%%
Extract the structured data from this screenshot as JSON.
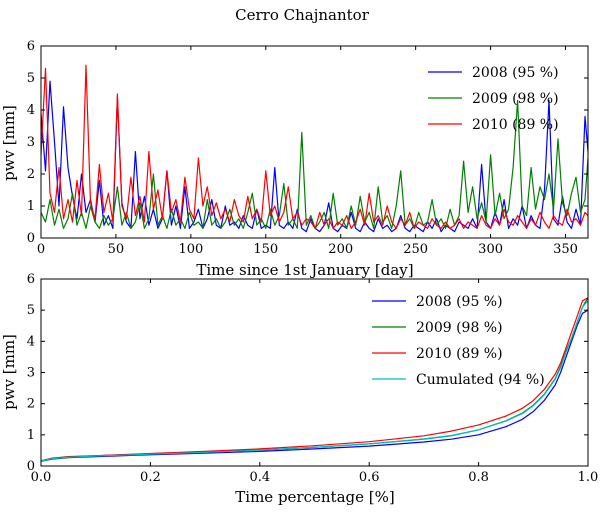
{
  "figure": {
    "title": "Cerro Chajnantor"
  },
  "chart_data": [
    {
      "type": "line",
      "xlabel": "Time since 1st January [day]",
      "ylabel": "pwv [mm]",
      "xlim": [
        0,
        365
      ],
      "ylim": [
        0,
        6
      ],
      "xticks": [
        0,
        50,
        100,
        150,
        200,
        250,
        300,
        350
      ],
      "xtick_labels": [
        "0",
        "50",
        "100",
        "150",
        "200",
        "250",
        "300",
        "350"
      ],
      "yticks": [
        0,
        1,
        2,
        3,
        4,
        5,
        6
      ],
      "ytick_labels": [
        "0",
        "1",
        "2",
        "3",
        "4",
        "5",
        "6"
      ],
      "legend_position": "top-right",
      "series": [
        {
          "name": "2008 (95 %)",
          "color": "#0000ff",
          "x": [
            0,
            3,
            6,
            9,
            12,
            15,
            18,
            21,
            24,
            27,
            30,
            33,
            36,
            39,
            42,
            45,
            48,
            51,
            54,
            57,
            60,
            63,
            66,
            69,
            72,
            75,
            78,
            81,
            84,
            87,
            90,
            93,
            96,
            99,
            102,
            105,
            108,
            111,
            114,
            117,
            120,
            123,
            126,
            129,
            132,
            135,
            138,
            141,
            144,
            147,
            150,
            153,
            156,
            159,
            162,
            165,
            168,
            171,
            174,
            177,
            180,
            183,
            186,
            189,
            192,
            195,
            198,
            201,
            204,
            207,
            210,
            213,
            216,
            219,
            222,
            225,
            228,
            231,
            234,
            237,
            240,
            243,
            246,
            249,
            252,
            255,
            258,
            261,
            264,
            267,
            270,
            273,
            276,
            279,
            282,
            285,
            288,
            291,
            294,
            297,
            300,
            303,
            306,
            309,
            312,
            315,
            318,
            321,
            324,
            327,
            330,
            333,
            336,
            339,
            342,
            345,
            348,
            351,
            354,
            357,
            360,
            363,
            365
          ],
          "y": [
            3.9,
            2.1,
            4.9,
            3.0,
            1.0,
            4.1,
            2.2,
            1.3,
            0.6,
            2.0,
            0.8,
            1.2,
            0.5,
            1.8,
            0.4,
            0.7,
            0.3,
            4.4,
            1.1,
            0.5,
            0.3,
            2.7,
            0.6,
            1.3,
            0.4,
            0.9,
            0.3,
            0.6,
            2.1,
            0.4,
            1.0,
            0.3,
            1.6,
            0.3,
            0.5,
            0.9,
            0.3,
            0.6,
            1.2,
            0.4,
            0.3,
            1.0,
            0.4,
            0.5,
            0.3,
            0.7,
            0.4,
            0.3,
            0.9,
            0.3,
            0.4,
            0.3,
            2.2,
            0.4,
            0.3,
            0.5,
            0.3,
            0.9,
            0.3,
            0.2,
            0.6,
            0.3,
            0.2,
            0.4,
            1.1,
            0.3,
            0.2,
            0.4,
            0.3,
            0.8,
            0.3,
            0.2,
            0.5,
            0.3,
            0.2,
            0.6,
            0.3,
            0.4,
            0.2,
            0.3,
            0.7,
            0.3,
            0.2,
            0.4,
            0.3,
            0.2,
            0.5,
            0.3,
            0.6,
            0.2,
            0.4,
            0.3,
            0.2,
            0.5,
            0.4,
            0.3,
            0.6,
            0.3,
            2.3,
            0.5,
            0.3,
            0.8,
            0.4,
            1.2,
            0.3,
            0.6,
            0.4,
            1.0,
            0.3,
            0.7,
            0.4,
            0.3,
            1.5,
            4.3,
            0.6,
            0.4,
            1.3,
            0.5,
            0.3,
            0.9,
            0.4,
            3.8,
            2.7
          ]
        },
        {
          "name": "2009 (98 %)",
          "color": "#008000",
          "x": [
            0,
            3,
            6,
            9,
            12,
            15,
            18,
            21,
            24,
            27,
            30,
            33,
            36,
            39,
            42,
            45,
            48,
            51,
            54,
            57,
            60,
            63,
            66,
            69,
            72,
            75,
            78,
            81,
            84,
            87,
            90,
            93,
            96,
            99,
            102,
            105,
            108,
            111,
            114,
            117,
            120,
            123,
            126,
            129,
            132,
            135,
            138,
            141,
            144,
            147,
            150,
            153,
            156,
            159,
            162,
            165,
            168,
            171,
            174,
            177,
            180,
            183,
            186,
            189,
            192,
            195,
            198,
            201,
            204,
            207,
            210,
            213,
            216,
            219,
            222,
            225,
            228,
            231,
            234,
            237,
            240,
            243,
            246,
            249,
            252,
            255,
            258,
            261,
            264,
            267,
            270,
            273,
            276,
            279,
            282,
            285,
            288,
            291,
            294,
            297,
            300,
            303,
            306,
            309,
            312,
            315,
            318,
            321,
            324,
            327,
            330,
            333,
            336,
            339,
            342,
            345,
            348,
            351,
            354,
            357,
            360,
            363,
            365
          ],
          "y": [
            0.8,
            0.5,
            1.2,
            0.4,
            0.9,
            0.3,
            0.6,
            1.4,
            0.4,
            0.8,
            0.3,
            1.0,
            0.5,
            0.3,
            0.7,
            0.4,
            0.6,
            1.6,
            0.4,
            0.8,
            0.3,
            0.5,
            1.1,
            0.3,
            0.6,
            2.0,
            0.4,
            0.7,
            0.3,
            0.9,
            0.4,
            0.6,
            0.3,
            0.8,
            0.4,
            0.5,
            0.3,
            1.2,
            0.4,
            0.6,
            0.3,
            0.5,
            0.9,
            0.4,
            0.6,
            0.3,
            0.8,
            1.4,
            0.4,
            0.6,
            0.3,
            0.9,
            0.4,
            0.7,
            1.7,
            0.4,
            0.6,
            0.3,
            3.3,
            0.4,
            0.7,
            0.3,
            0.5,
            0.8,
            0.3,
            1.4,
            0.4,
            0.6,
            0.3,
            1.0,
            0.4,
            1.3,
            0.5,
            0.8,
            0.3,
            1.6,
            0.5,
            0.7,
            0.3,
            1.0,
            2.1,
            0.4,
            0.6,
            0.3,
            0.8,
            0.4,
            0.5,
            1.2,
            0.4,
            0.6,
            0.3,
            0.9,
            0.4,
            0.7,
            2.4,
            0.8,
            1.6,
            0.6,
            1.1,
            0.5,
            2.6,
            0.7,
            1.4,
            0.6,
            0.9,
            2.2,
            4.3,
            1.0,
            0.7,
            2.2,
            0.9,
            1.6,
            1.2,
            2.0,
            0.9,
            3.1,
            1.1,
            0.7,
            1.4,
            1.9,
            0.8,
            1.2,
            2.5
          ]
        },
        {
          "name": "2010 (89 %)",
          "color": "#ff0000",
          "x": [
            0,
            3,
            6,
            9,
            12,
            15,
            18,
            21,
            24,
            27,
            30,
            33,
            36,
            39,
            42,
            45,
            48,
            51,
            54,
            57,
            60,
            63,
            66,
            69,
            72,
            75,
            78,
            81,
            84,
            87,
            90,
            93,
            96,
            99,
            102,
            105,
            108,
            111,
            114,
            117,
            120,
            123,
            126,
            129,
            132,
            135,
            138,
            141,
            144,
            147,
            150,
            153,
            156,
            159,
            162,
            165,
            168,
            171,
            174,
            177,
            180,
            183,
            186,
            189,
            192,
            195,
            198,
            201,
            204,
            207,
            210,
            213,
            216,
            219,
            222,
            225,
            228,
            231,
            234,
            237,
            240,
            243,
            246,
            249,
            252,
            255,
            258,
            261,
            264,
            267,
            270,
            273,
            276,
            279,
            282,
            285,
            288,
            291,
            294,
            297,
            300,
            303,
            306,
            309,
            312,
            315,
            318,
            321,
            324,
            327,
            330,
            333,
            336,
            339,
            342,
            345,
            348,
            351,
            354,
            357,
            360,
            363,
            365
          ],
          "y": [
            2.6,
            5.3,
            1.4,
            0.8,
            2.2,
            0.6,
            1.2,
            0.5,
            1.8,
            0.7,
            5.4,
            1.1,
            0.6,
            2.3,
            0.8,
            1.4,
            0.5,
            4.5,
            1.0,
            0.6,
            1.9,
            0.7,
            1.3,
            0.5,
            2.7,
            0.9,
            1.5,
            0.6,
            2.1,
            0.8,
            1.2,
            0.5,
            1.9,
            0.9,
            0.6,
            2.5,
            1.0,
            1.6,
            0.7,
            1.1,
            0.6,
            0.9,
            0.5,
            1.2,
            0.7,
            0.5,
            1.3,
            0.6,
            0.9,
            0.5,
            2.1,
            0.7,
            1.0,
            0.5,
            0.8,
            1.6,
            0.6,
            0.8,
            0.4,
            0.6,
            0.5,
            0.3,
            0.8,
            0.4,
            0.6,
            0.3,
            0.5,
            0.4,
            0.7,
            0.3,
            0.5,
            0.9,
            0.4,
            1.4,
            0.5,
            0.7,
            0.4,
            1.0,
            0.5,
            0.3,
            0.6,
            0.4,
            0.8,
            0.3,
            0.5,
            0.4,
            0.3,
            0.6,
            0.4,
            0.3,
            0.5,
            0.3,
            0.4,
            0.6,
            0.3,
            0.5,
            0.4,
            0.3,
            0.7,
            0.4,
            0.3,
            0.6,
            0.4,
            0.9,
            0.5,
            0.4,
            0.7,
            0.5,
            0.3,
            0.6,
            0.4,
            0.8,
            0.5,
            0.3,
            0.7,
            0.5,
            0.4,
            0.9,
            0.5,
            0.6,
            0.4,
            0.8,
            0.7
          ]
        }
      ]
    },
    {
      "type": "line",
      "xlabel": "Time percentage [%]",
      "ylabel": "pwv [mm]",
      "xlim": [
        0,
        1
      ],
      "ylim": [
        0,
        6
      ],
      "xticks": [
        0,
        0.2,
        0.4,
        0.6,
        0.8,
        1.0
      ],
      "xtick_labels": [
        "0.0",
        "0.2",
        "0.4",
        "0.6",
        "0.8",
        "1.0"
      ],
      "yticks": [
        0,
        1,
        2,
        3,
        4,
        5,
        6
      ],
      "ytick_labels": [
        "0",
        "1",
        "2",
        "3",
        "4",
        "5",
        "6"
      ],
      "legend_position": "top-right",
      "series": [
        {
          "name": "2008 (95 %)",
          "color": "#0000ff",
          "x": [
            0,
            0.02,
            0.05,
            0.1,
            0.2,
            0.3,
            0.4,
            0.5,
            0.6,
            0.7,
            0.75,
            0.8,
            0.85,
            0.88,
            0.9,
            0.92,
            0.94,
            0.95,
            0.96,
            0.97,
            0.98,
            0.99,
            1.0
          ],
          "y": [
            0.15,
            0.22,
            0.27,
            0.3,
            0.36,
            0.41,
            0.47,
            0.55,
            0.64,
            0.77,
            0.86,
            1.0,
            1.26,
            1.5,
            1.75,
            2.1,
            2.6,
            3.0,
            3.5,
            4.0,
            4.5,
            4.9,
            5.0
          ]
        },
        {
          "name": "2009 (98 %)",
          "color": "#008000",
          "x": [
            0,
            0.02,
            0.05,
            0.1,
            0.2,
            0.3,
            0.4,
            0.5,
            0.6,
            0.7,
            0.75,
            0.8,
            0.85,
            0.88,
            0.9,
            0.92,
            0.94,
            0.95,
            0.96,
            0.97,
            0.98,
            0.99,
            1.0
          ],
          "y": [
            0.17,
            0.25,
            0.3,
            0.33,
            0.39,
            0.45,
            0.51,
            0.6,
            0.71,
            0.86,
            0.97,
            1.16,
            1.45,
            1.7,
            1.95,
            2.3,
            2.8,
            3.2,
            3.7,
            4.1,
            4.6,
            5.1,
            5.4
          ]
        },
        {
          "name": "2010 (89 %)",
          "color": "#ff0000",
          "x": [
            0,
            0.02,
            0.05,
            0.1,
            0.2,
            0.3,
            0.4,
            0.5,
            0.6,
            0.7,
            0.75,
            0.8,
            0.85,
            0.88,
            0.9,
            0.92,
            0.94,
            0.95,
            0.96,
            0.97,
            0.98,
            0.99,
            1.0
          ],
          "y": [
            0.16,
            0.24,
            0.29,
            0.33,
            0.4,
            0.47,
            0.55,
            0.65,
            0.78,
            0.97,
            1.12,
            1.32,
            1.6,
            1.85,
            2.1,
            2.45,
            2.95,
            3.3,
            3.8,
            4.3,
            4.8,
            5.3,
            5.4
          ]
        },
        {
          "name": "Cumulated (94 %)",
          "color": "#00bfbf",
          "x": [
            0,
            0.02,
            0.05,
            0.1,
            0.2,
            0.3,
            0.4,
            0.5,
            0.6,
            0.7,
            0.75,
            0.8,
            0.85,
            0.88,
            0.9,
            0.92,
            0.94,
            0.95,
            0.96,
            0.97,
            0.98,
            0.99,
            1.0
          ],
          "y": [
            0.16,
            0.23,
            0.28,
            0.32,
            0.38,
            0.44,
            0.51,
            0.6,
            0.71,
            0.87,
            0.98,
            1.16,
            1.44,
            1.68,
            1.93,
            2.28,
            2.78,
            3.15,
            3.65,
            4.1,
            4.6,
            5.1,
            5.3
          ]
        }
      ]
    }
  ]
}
%%
Short task -
Copy out each line of the records where the string "xlabel" appears.

Final result -
      "xlabel": "Time since 1st January [day]",
      "xlabel": "Time percentage [%]",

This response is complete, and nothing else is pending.